::: The data :::

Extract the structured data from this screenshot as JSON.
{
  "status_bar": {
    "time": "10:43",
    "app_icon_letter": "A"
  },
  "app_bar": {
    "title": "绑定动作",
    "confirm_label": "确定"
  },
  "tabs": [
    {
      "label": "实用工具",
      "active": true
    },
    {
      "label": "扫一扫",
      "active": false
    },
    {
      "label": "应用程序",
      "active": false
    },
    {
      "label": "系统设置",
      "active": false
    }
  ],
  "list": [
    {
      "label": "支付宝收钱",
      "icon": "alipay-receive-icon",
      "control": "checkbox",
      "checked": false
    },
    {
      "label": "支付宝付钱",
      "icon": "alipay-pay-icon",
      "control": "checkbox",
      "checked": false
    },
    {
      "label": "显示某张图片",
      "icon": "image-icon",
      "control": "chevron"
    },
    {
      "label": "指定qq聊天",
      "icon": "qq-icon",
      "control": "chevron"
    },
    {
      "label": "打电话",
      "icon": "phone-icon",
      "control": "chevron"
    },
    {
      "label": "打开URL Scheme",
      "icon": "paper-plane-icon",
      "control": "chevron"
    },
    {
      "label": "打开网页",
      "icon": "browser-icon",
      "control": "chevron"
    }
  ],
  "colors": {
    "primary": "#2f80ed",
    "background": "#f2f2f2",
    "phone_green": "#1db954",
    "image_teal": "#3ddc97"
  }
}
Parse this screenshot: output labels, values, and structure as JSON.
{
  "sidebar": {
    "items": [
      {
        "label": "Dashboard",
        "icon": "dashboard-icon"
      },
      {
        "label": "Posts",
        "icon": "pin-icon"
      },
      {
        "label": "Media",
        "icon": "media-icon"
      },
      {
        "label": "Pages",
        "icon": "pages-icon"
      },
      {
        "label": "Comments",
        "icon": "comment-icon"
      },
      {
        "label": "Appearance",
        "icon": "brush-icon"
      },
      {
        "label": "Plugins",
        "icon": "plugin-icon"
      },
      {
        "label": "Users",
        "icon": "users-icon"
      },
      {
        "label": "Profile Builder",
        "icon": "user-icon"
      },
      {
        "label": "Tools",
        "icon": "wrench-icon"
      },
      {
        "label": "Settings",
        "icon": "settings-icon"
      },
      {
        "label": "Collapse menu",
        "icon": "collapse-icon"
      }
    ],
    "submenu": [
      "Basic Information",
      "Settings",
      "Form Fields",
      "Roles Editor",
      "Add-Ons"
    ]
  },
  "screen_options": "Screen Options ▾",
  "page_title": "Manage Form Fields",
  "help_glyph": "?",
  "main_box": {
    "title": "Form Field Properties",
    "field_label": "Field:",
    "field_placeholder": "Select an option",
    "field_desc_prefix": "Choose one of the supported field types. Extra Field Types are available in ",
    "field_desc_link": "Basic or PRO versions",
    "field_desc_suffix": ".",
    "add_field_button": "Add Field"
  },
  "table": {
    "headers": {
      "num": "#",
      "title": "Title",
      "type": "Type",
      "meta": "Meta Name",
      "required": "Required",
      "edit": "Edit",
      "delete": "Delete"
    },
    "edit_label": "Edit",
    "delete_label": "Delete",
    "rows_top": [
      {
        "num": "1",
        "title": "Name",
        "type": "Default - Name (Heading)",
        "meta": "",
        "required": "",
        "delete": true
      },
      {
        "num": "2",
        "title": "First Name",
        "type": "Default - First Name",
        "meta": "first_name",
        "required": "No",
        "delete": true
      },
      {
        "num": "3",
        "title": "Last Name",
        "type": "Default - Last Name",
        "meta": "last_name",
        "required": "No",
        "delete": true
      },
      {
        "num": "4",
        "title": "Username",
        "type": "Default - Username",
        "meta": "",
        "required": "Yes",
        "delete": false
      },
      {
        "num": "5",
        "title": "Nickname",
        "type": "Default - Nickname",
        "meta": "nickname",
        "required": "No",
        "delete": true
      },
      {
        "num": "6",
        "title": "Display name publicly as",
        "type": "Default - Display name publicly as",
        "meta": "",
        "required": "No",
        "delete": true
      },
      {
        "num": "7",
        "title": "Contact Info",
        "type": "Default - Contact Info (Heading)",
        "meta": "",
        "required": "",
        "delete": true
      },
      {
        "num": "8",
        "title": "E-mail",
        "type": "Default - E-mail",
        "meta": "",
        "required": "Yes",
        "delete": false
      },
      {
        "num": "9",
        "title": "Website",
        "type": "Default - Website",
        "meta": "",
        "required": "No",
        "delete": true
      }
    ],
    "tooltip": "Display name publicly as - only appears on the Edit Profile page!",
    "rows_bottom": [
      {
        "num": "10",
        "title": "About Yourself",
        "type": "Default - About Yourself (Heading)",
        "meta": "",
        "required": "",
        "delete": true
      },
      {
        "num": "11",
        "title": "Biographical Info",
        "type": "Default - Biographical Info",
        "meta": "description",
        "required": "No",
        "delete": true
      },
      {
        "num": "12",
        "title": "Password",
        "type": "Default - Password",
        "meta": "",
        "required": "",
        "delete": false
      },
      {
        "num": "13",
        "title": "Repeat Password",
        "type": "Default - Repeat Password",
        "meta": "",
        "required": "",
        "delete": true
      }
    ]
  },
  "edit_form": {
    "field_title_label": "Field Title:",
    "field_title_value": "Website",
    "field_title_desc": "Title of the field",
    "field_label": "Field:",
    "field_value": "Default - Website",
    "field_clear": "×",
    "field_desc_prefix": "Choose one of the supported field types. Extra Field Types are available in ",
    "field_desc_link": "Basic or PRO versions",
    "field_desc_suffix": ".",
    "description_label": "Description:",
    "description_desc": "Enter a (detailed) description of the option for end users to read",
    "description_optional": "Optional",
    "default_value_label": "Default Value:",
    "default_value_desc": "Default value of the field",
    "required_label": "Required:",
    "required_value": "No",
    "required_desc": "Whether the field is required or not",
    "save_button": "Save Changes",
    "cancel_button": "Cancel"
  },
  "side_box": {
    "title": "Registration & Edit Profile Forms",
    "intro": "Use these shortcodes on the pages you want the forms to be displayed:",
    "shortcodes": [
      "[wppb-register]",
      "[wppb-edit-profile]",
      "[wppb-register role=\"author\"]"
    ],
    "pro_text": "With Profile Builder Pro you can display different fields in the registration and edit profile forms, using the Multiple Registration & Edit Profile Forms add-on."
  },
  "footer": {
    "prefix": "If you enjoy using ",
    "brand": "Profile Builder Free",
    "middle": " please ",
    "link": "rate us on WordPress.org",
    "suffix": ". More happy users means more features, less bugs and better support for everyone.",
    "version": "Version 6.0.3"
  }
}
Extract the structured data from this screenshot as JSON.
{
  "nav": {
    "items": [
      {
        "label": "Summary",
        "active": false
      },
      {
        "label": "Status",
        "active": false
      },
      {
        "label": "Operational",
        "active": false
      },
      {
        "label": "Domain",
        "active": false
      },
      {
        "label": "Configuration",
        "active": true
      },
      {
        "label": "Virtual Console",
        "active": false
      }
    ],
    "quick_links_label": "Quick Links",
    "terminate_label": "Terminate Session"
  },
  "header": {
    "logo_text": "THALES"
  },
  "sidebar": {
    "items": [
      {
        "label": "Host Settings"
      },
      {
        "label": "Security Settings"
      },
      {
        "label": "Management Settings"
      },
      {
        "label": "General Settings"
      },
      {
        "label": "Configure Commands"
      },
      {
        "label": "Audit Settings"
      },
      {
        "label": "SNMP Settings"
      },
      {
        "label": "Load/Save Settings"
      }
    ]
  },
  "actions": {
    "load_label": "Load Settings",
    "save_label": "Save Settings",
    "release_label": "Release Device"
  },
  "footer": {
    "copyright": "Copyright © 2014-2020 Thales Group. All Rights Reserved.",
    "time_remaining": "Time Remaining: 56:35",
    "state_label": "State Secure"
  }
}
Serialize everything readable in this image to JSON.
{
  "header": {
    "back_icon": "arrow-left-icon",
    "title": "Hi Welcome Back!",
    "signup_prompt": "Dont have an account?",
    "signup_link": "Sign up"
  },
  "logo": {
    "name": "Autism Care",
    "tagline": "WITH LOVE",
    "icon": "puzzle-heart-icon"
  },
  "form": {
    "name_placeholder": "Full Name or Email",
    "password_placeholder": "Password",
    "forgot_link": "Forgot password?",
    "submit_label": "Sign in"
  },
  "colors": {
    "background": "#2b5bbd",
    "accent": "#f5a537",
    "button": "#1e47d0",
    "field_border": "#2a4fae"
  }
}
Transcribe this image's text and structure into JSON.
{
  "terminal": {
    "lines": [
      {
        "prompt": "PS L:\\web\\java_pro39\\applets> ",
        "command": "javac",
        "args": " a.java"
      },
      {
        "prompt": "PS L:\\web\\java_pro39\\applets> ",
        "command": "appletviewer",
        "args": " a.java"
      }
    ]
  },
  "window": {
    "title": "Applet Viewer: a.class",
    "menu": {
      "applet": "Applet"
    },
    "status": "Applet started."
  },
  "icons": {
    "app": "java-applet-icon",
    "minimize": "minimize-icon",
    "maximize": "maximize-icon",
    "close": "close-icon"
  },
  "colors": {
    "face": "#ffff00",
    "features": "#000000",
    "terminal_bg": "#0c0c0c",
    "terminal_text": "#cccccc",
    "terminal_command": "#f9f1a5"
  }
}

:::

▶ **Work to be completed**: Copy exactly the lines above, from the one containing "Transcribe this image's" through the very last line.

▶ **Written answer**:
Transcribe this image's text and structure into JSON.
{
  "terminal": {
    "lines": [
      {
        "prompt": "PS L:\\web\\java_pro39\\applets> ",
        "command": "javac",
        "args": " a.java"
      },
      {
        "prompt": "PS L:\\web\\java_pro39\\applets> ",
        "command": "appletviewer",
        "args": " a.java"
      }
    ]
  },
  "window": {
    "title": "Applet Viewer: a.class",
    "menu": {
      "applet": "Applet"
    },
    "status": "Applet started."
  },
  "icons": {
    "app": "java-applet-icon",
    "minimize": "minimize-icon",
    "maximize": "maximize-icon",
    "close": "close-icon"
  },
  "colors": {
    "face": "#ffff00",
    "features": "#000000",
    "terminal_bg": "#0c0c0c",
    "terminal_text": "#cccccc",
    "terminal_command": "#f9f1a5"
  }
}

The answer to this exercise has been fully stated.